▸ **Your instructions**
Go through the records underneath and write each one out again exactly.

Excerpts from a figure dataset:
(begin)

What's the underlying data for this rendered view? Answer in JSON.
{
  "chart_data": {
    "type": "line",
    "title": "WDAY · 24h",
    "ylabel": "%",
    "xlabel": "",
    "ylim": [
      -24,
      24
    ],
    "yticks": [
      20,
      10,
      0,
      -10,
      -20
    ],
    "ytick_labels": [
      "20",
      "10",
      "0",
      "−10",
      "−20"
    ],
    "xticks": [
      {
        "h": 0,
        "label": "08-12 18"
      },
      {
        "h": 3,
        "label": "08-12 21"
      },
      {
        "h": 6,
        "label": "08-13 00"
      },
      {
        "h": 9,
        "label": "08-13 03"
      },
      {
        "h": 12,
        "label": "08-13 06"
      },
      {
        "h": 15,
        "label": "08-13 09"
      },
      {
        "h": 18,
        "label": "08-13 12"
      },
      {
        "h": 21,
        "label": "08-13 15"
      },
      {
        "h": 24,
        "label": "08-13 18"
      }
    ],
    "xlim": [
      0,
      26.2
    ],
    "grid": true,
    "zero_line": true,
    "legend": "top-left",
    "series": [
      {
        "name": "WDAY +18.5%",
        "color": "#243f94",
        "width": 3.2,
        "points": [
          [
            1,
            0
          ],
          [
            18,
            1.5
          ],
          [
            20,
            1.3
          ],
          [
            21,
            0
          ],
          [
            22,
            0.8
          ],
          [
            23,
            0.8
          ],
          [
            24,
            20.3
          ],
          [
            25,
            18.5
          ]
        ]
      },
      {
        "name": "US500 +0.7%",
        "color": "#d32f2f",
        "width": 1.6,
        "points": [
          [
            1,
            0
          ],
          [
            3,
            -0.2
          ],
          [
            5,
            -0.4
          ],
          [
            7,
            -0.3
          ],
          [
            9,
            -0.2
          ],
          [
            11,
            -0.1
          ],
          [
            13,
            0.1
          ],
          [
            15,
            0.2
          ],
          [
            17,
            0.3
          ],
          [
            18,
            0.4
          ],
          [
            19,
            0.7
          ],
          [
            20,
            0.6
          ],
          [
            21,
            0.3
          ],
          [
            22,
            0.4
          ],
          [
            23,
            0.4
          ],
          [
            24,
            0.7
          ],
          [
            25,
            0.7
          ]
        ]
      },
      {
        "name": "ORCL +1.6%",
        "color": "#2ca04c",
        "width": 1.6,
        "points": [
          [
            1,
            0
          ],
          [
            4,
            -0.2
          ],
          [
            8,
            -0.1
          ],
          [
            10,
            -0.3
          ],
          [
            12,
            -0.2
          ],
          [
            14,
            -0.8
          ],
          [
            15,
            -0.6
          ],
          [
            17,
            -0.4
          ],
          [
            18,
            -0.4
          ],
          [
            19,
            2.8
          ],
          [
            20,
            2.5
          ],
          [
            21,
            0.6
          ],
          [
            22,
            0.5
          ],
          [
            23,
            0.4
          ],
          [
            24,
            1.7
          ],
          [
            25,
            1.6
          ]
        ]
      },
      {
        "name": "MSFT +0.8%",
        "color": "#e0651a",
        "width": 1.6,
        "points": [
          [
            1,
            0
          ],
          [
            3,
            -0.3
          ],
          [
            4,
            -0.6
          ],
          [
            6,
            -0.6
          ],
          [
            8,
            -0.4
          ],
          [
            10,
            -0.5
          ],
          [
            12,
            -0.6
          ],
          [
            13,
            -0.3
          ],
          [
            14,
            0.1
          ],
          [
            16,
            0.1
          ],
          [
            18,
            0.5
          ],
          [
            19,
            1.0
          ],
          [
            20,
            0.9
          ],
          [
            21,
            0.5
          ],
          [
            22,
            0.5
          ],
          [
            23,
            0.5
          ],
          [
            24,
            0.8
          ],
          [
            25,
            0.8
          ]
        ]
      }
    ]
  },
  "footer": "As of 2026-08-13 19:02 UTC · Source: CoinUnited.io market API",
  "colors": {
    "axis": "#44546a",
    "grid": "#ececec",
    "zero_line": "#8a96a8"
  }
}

(end)

▸ **Task output**
What's the underlying data for this rendered view? Answer in JSON.
{
  "chart_data": {
    "type": "line",
    "title": "WDAY · 24h",
    "ylabel": "%",
    "xlabel": "",
    "ylim": [
      -24,
      24
    ],
    "yticks": [
      20,
      10,
      0,
      -10,
      -20
    ],
    "ytick_labels": [
      "20",
      "10",
      "0",
      "−10",
      "−20"
    ],
    "xticks": [
      {
        "h": 0,
        "label": "08-12 18"
      },
      {
        "h": 3,
        "label": "08-12 21"
      },
      {
        "h": 6,
        "label": "08-13 00"
      },
      {
        "h": 9,
        "label": "08-13 03"
      },
      {
        "h": 12,
        "label": "08-13 06"
      },
      {
        "h": 15,
        "label": "08-13 09"
      },
      {
        "h": 18,
        "label": "08-13 12"
      },
      {
        "h": 21,
        "label": "08-13 15"
      },
      {
        "h": 24,
        "label": "08-13 18"
      }
    ],
    "xlim": [
      0,
      26.2
    ],
    "grid": true,
    "zero_line": true,
    "legend": "top-left",
    "series": [
      {
        "name": "WDAY +18.5%",
        "color": "#243f94",
        "width": 3.2,
        "points": [
          [
            1,
            0
          ],
          [
            18,
            1.5
          ],
          [
            20,
            1.3
          ],
          [
            21,
            0
          ],
          [
            22,
            0.8
          ],
          [
            23,
            0.8
          ],
          [
            24,
            20.3
          ],
          [
            25,
            18.5
          ]
        ]
      },
      {
        "name": "US500 +0.7%",
        "color": "#d32f2f",
        "width": 1.6,
        "points": [
          [
            1,
            0
          ],
          [
            3,
            -0.2
          ],
          [
            5,
            -0.4
          ],
          [
            7,
            -0.3
          ],
          [
            9,
            -0.2
          ],
          [
            11,
            -0.1
          ],
          [
            13,
            0.1
          ],
          [
            15,
            0.2
          ],
          [
            17,
            0.3
          ],
          [
            18,
            0.4
          ],
          [
            19,
            0.7
          ],
          [
            20,
            0.6
          ],
          [
            21,
            0.3
          ],
          [
            22,
            0.4
          ],
          [
            23,
            0.4
          ],
          [
            24,
            0.7
          ],
          [
            25,
            0.7
          ]
        ]
      },
      {
        "name": "ORCL +1.6%",
        "color": "#2ca04c",
        "width": 1.6,
        "points": [
          [
            1,
            0
          ],
          [
            4,
            -0.2
          ],
          [
            8,
            -0.1
          ],
          [
            10,
            -0.3
          ],
          [
            12,
            -0.2
          ],
          [
            14,
            -0.8
          ],
          [
            15,
            -0.6
          ],
          [
            17,
            -0.4
          ],
          [
            18,
            -0.4
          ],
          [
            19,
            2.8
          ],
          [
            20,
            2.5
          ],
          [
            21,
            0.6
          ],
          [
            22,
            0.5
          ],
          [
            23,
            0.4
          ],
          [
            24,
            1.7
          ],
          [
            25,
            1.6
          ]
        ]
      },
      {
        "name": "MSFT +0.8%",
        "color": "#e0651a",
        "width": 1.6,
        "points": [
          [
            1,
            0
          ],
          [
            3,
            -0.3
          ],
          [
            4,
            -0.6
          ],
          [
            6,
            -0.6
          ],
          [
            8,
            -0.4
          ],
          [
            10,
            -0.5
          ],
          [
            12,
            -0.6
          ],
          [
            13,
            -0.3
          ],
          [
            14,
            0.1
          ],
          [
            16,
            0.1
          ],
          [
            18,
            0.5
          ],
          [
            19,
            1.0
          ],
          [
            20,
            0.9
          ],
          [
            21,
            0.5
          ],
          [
            22,
            0.5
          ],
          [
            23,
            0.5
          ],
          [
            24,
            0.8
          ],
          [
            25,
            0.8
          ]
        ]
      }
    ]
  },
  "footer": "As of 2026-08-13 19:02 UTC · Source: CoinUnited.io market API",
  "colors": {
    "axis": "#44546a",
    "grid": "#ececec",
    "zero_line": "#8a96a8"
  }
}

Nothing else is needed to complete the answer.